======== Records supplied
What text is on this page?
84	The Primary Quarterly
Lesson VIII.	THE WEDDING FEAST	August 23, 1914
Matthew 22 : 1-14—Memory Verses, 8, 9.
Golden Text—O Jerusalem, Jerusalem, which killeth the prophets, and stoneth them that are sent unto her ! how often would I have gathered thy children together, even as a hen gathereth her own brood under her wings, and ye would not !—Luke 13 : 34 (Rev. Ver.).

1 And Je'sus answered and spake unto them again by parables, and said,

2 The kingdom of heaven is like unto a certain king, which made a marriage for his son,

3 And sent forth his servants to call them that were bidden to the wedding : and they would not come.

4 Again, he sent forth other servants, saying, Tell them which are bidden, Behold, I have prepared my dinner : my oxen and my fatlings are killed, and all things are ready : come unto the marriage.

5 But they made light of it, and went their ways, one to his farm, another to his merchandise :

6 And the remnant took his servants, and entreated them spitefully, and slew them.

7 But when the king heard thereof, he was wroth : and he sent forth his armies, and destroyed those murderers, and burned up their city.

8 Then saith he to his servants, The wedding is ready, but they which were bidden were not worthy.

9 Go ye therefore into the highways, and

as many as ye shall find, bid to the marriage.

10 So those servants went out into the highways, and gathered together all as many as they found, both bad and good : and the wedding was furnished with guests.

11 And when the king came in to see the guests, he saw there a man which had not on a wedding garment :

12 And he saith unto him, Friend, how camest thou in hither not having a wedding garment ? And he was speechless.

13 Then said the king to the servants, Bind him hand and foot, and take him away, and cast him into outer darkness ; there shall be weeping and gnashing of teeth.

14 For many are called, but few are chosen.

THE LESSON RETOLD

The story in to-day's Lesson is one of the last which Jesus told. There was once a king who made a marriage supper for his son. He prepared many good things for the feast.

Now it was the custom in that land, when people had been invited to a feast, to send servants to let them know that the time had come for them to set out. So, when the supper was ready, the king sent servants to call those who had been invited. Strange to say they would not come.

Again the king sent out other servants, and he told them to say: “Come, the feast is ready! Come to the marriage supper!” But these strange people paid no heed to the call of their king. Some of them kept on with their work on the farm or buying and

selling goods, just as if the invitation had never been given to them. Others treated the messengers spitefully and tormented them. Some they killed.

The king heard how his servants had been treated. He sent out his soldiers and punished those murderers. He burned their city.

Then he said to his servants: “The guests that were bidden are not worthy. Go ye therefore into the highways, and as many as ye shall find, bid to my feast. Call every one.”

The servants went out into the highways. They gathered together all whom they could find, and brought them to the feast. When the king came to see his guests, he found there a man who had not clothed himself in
================
§ **Exercise**
Return the entries in full, keeping every line exactly as it is.

§ **Exercise solution**
What text is on this page?
84	The Primary Quarterly
Lesson VIII.	THE WEDDING FEAST	August 23, 1914
Matthew 22 : 1-14—Memory Verses, 8, 9.
Golden Text—O Jerusalem, Jerusalem, which killeth the prophets, and stoneth them that are sent unto her ! how often would I have gathered thy children together, even as a hen gathereth her own brood under her wings, and ye would not !—Luke 13 : 34 (Rev. Ver.).

1 And Je'sus answered and spake unto them again by parables, and said,

2 The kingdom of heaven is like unto a certain king, which made a marriage for his son,

3 And sent forth his servants to call them that were bidden to the wedding : and they would not come.

4 Again, he sent forth other servants, saying, Tell them which are bidden, Behold, I have prepared my dinner : my oxen and my fatlings are killed, and all things are ready : come unto the marriage.

5 But they made light of it, and went their ways, one to his farm, another to his merchandise :

6 And the remnant took his servants, and entreated them spitefully, and slew them.

7 But when the king heard thereof, he was wroth : and he sent forth his armies, and destroyed those murderers, and burned up their city.

8 Then saith he to his servants, The wedding is ready, but they which were bidden were not worthy.

9 Go ye therefore into the highways, and

as many as ye shall find, bid to the marriage.

10 So those servants went out into the highways, and gathered together all as many as they found, both bad and good : and the wedding was furnished with guests.

11 And when the king came in to see the guests, he saw there a man which had not on a wedding garment :

12 And he saith unto him, Friend, how camest thou in hither not having a wedding garment ? And he was speechless.

13 Then said the king to the servants, Bind him hand and foot, and take him away, and cast him into outer darkness ; there shall be weeping and gnashing of teeth.

14 For many are called, but few are chosen.

THE LESSON RETOLD

The story in to-day's Lesson is one of the last which Jesus told. There was once a king who made a marriage supper for his son. He prepared many good things for the feast.

Now it was the custom in that land, when people had been invited to a feast, to send servants to let them know that the time had come for them to set out. So, when the supper was ready, the king sent servants to call those who had been invited. Strange to say they would not come.

Again the king sent out other servants, and he told them to say: “Come, the feast is ready! Come to the marriage supper!” But these strange people paid no heed to the call of their king. Some of them kept on with their work on the farm or buying and

selling goods, just as if the invitation had never been given to them. Others treated the messengers spitefully and tormented them. Some they killed.

The king heard how his servants had been treated. He sent out his soldiers and punished those murderers. He burned their city.

Then he said to his servants: “The guests that were bidden are not worthy. Go ye therefore into the highways, and as many as ye shall find, bid to my feast. Call every one.”

The servants went out into the highways. They gathered together all whom they could find, and brought them to the feast. When the king came to see his guests, he found there a man who had not clothed himself in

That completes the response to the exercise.